● **GIVEN PASSAGE**
# Meerkat Manor



## Tulsawatcher (May 26, 2005)

This is a new series that started last night on Animal Planet. That's not a channel I usually check, but an article in our paper yesterday morning caught my interest so I tuned in. Last night's episode was very entertaining, and both kids and adults would enjoy it.

You might want to check it out.


----------



## newswatcher (Apr 9, 2004)

The Meerkat is my favorite little creature. If you're interested, I'd recommend setting up a Wishlist for "meerkat" since there have been several really good Meerkat (different ones) documentaries on APL such as "Meerkats Unleashed" (a 1-hour special and one of my favorites) from 2003 on Wild Kingdom (APL); it repeats quite often.

Here's the official Meerkat site with news if you want to check it out...

http://www.fellowearthlings.org/fenews.html

MEERKAT MOTTO:

Respect the Elders, Teach the Young, Cooperate with the Family,
Play when you can, Work when you should, Rest in between.
Share your Affection, Voice your Feelings, Leave your Mark.
© Fellow Earthlings' Wildlife Center, Inc.

As a teacher, I use the above "motto" a lot with the elementary kids when I introduce them to the Meerkat. Not a bad motto for us human earthlings, as well...


----------



## Grimm1 (Jan 10, 2000)

Tulsawatcher said:


> This is a new series that started last night on Animal Planet. That's not a channel I usually check, but an article in our paper yesterday morning caught my interest so I tuned in. Last night's episode was very entertaining, and both kids and adults would enjoy it.
> 
> You might want to check it out.


Yeah it's a great show...my family loves it.


----------



## MonkeyHouse98 (Jun 24, 2006)

I just watched the first four episodes last night. It's quite entertaining, save their constant repeating of general facts. I must admit that my family is too much like Flower's. Errr, my wife runs things too.


----------



## dirtypacman (Feb 3, 2004)

My sister things this show is great... I find it mildly entertaining.

Some interesting facts and those little critters are pretty dam cute.

Heres hoping Shakespeare has a full recovery


----------



## Hawk1 (Sep 8, 2004)

It looks like the upcoming episode, "Boys Will be Boys," doesn't get picked up by the Season Pass. I figure because it's listed with an Original Air Date of 10/10/2005, which must be a guide data mistake.


----------



## andyf (Feb 23, 2000)

Hawk1 said:


> It looks like the upcoming episode, "Boys Will be Boys," doesn't get picked up by the Season Pass. I figure because it's listed with an Original Air Date of 10/10/2005, which must be a guide data mistake.

● **TASKS**
(A) Translate this sentence from the Meerkat Manor thread into Spanish: "The Meerkat is my favorite little creature."
(B) Reproduce the listing word for word from its beginning through the line containing "The second magnetic", inclusive, and omit the pictures.
The listing that follows has no connection to the Meerkat Manor thread.

● **EXTRACTED ENTRIES**
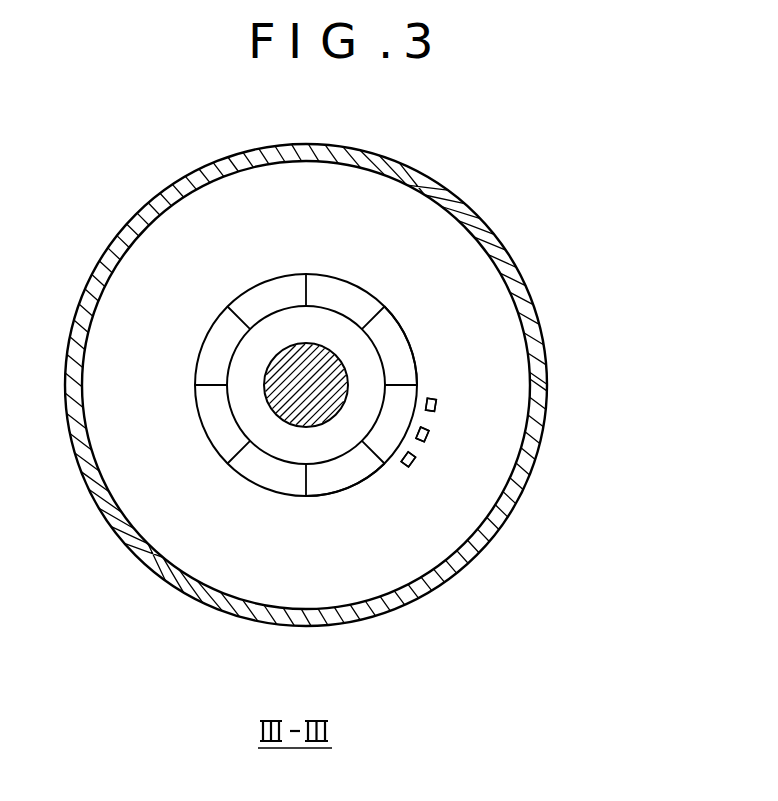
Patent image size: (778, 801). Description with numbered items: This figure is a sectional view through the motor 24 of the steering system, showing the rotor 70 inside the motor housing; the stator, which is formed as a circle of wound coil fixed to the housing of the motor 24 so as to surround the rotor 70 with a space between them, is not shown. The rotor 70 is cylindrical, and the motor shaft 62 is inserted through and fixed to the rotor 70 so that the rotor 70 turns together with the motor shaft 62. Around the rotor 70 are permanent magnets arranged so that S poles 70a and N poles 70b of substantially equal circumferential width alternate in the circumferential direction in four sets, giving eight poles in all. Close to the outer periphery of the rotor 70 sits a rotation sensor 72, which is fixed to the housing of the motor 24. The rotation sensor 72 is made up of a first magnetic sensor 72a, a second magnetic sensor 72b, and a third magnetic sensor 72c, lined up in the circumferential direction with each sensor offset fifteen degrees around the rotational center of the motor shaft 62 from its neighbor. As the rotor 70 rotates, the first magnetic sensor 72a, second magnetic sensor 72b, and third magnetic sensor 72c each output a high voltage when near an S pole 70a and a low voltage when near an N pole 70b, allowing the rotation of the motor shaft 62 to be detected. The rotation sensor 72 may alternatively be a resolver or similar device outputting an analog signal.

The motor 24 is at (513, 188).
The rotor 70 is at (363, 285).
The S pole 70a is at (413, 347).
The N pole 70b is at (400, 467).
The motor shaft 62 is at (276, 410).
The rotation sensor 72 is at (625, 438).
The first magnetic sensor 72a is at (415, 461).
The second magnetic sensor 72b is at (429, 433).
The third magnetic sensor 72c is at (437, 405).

● **RESPONSES**
(A) El suricato es mi pequeña criatura favorita.

(B)
Patent image size: (778, 801). Description with numbered items: This figure is a sectional view through the motor 24 of the steering system, showing the rotor 70 inside the motor housing; the stator, which is formed as a circle of wound coil fixed to the housing of the motor 24 so as to surround the rotor 70 with a space between them, is not shown. The rotor 70 is cylindrical, and the motor shaft 62 is inserted through and fixed to the rotor 70 so that the rotor 70 turns together with the motor shaft 62. Around the rotor 70 are permanent magnets arranged so that S poles 70a and N poles 70b of substantially equal circumferential width alternate in the circumferential direction in four sets, giving eight poles in all. Close to the outer periphery of the rotor 70 sits a rotation sensor 72, which is fixed to the housing of the motor 24. The rotation sensor 72 is made up of a first magnetic sensor 72a, a second magnetic sensor 72b, and a third magnetic sensor 72c, lined up in the circumferential direction with each sensor offset fifteen degrees around the rotational center of the motor shaft 62 from its neighbor. As the rotor 70 rotates, the first magnetic sensor 72a, second magnetic sensor 72b, and third magnetic sensor 72c each output a high voltage when near an S pole 70a and a low voltage when near an N pole 70b, allowing the rotation of the motor shaft 62 to be detected. The rotation sensor 72 may alternatively be a resolver or similar device outputting an analog signal.

The motor 24 is at (513, 188).
The rotor 70 is at (363, 285).
The S pole 70a is at (413, 347).
The N pole 70b is at (400, 467).
The motor shaft 62 is at (276, 410).
The rotation sensor 72 is at (625, 438).
The first magnetic sensor 72a is at (415, 461).
The second magnetic sensor 72b is at (429, 433).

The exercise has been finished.